TASK GOAL: Transcribe all of the data exactly. Omit the pictures.

RECORDS SHOWN:
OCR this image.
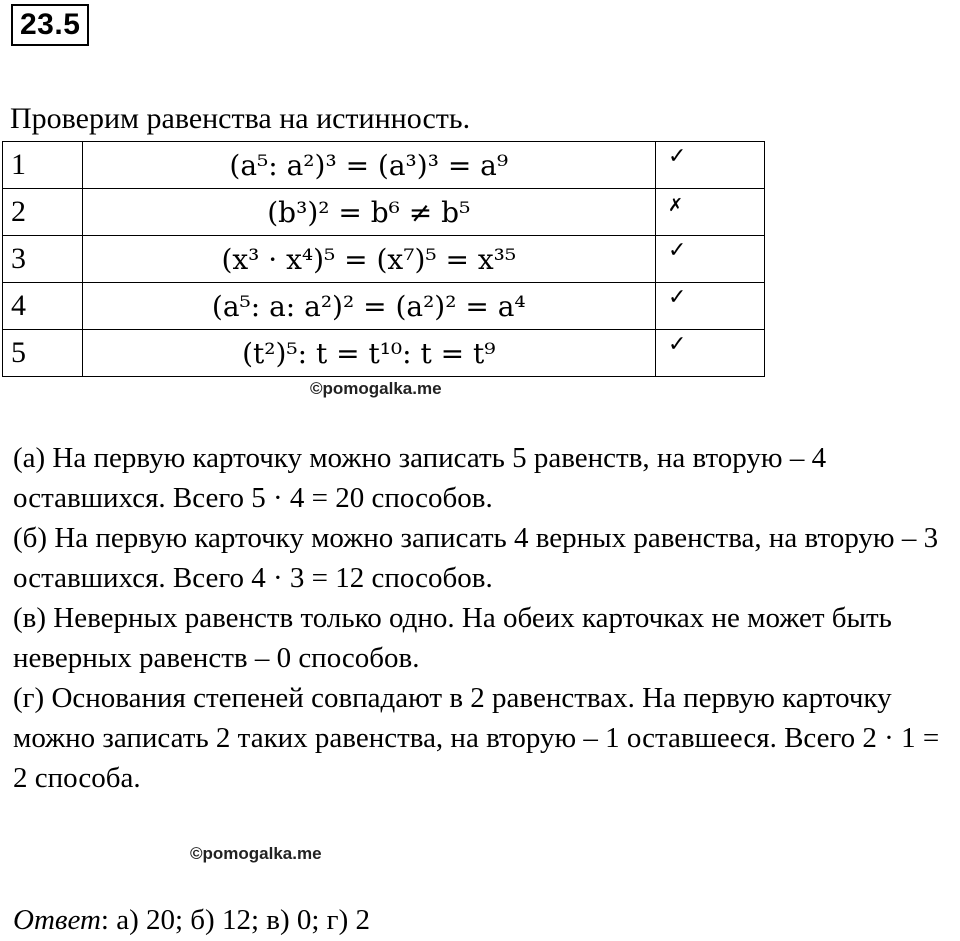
23.5
Проверим равенства на истинность.
1	(a⁵: a²)³ = (a³)³ = a⁹	✓
2	(b³)² = b⁶ ≠ b⁵	✗
3	(x³ · x⁴)⁵ = (x⁷)⁵ = x³⁵	✓
4	(a⁵: a: a²)² = (a²)² = a⁴	✓
5	(t²)⁵: t = t¹⁰: t = t⁹	✓
©pomogalka.me

(а) На первую карточку можно записать 5 равенств, на вторую – 4 оставшихся. Всего 5 · 4 = 20 способов.

(б) На первую карточку можно записать 4 верных равенства, на вторую – 3 оставшихся. Всего 4 · 3 = 12 способов.

(в) Неверных равенств только одно. На обеих карточках не может быть неверных равенств – 0 способов.

(г) Основания степеней совпадают в 2 равенствах. На первую карточку можно записать 2 таких равенства, на вторую – 1 оставшееся. Всего 2 · 1 = 2 способа.

©pomogalka.me
Ответ: а) 20; б) 12; в) 0; г) 2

WORKED ANSWER:
OCR this image.
23.5
Проверим равенства на истинность.
1	(a⁵: a²)³ = (a³)³ = a⁹	✓
2	(b³)² = b⁶ ≠ b⁵	✗
3	(x³ · x⁴)⁵ = (x⁷)⁵ = x³⁵	✓
4	(a⁵: a: a²)² = (a²)² = a⁴	✓
5	(t²)⁵: t = t¹⁰: t = t⁹	✓
©pomogalka.me

(а) На первую карточку можно записать 5 равенств, на вторую – 4 оставшихся. Всего 5 · 4 = 20 способов.

(б) На первую карточку можно записать 4 верных равенства, на вторую – 3 оставшихся. Всего 4 · 3 = 12 способов.

(в) Неверных равенств только одно. На обеих карточках не может быть неверных равенств – 0 способов.

(г) Основания степеней совпадают в 2 равенствах. На первую карточку можно записать 2 таких равенства, на вторую – 1 оставшееся. Всего 2 · 1 = 2 способа.

©pomogalka.me
Ответ: а) 20; б) 12; в) 0; г) 2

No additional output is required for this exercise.